Write out the whole listing exactly as it stands.

[Data entries]
####################
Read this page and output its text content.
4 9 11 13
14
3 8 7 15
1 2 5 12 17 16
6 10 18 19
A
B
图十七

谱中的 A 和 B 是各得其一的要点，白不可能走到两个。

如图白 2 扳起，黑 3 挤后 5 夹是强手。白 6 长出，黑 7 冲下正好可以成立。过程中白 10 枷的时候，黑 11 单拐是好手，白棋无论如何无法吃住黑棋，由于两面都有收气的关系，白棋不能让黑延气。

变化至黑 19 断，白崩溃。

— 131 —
####################
* SOLUTION *
Read this page and output its text content.
4 9 11 13
14
3 8 7 15
1 2 5 12 17 16
6 10 18 19
A
B
图十七

谱中的 A 和 B 是各得其一的要点，白不可能走到两个。

如图白 2 扳起，黑 3 挤后 5 夹是强手。白 6 长出，黑 7 冲下正好可以成立。过程中白 10 枷的时候，黑 11 单拐是好手，白棋无论如何无法吃住黑棋，由于两面都有收气的关系，白棋不能让黑延气。

变化至黑 19 断，白崩溃。

— 131 —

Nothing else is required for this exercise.